=== Stated task ===
Pictures stay out of the copy; set down each line of the listing below exactly.
══════════
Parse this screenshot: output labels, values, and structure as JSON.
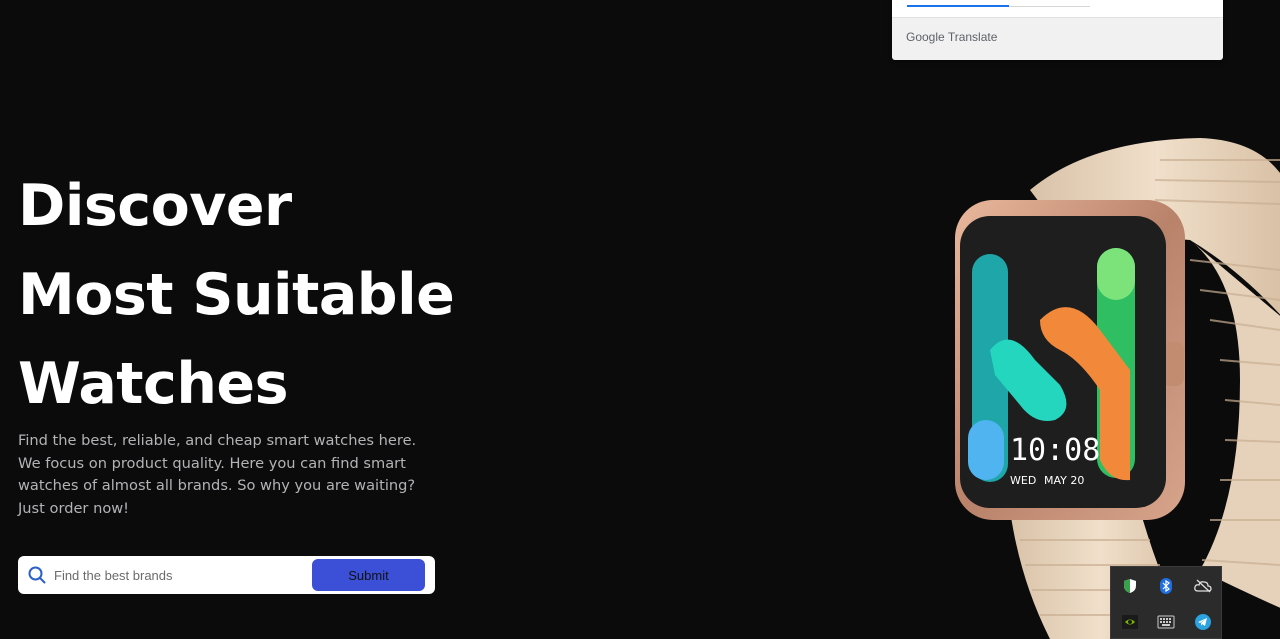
{
  "translate_popup": {
    "brand": "Google Translate",
    "progress": 0.56
  },
  "hero": {
    "title_lines": [
      "Discover",
      "Most Suitable",
      "Watches"
    ],
    "description": "Find the best, reliable, and cheap smart watches here. We focus on product quality. Here you can find smart watches of almost all brands. So why you are waiting? Just order now!"
  },
  "search": {
    "placeholder": "Find the best brands",
    "value": "",
    "submit_label": "Submit"
  },
  "watch": {
    "time": "10:08",
    "day": "WED",
    "date": "MAY 20",
    "colors": {
      "case": "#c9957a",
      "band": "#ecd9c2",
      "screen": "#1e1e1f"
    }
  },
  "tray": {
    "icons": [
      "security-shield-icon",
      "bluetooth-icon",
      "cloud-offline-icon",
      "nvidia-icon",
      "keyboard-icon",
      "telegram-icon"
    ]
  },
  "colors": {
    "background": "#0c0b0c",
    "accent": "#3b50d6",
    "text_muted": "#b3b3b6"
  }
}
══════════
=== Response to the task ===
Parse this screenshot: output labels, values, and structure as JSON.
{
  "translate_popup": {
    "brand": "Google Translate",
    "progress": 0.56
  },
  "hero": {
    "title_lines": [
      "Discover",
      "Most Suitable",
      "Watches"
    ],
    "description": "Find the best, reliable, and cheap smart watches here. We focus on product quality. Here you can find smart watches of almost all brands. So why you are waiting? Just order now!"
  },
  "search": {
    "placeholder": "Find the best brands",
    "value": "",
    "submit_label": "Submit"
  },
  "watch": {
    "time": "10:08",
    "day": "WED",
    "date": "MAY 20",
    "colors": {
      "case": "#c9957a",
      "band": "#ecd9c2",
      "screen": "#1e1e1f"
    }
  },
  "tray": {
    "icons": [
      "security-shield-icon",
      "bluetooth-icon",
      "cloud-offline-icon",
      "nvidia-icon",
      "keyboard-icon",
      "telegram-icon"
    ]
  },
  "colors": {
    "background": "#0c0b0c",
    "accent": "#3b50d6",
    "text_muted": "#b3b3b6"
  }
}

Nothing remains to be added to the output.